>> START Text

We provide some more comments on previous work in this area. Kilgarriff (2001) gives a detailed overview of statistical characteristics of some distinctiveness measures, such as log-likelihood ratio test, Wilcoxon rank sum test, t-test or TF-IDF. He suggests the χ2 test as more suitable measure for comparative analysis, but does not provide significant empirical evidence for his claims. Paquot and Bestgen (2009) compare three measures: log-likelihood ratio test, the t-test and the Wilcoxon rank sum test. They apply these measures to find words that are distinctive of academic prose compared to fictional prose. The authors stress that the choice of a statistical measure depends on the research purpose. In the case of their analysis, the t-test showed better results, because the distribution of the words across texts in the corpus was taken into account. One of the most comprehensive evaluation studies of distinctiveness measures is provided by Lijffijt et al. (2014). The authors evaluate a wide range of measures, such as log-likelihood ratio test, χ2 test, Wilcoxon sum rank test, t-test and others. Their evaluation strategy principally relies on a test of the uniformity of p-values designed to identify measures that are overly sensitive to slight differences in word frequencies or distributions (for details, see their paper).
Schöch et al. (2018) propose an evaluation study across two languages. They compare eight variants of Burrows Zeta by using top distinctive words as features in a classification task for assigning novels to one of two groups. According to the evaluation results, the log-transformed Zeta has the best performance; however, it remains open whether the increased performance and improved robustness come at the price of interpretability of the resulting word lists.
Egbert and Biber (2019), in turn, propose their own dispersion-based distinctiveness measure, which uses a simple measure of dispersion in combination with a log-likelihood ratio test. Its effectiveness is compared to so-called corpus-frequency methods for identifying distinctive words of online travel blogs. Their paper shows that the dispersion-based distinctiveness measure is better suited compared to the other measures. Their paper, however, is lacking a systematic comparison of the new measure to other established measures of distinctiveness and does not really provide a significant empirical evaluation of their method.

>> END Text
>> START Available data

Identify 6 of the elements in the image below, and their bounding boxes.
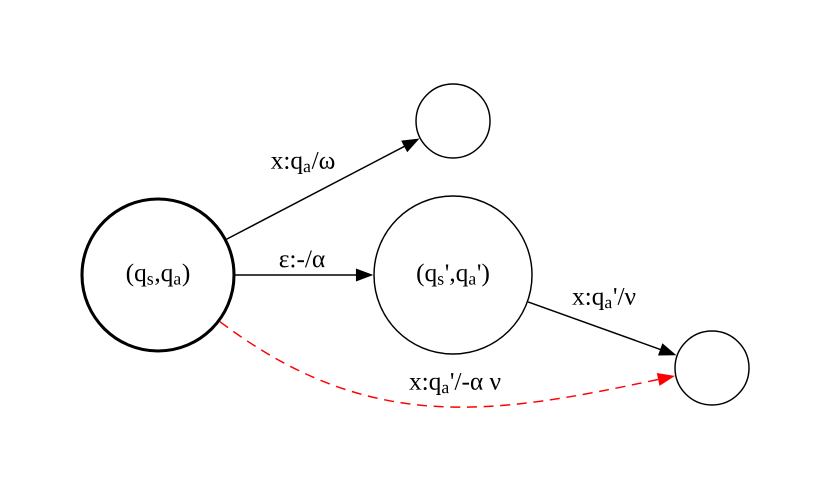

>> END Available data

**What to produce:** Quote the text on distinctiveness measures word for word, from "Schöch et al." to "resulting word lists.". You won't need the material for this.

**Reply to the exercise:**
Schöch et al. (2018) propose an evaluation study across two languages. They compare eight variants of Burrows Zeta by using top distinctive words as features in a classification task for assigning novels to one of two groups. According to the evaluation results, the log-transformed Zeta has the best performance; however, it remains open whether the increased performance and improved robustness come at the price of interpretability of the resulting word lists.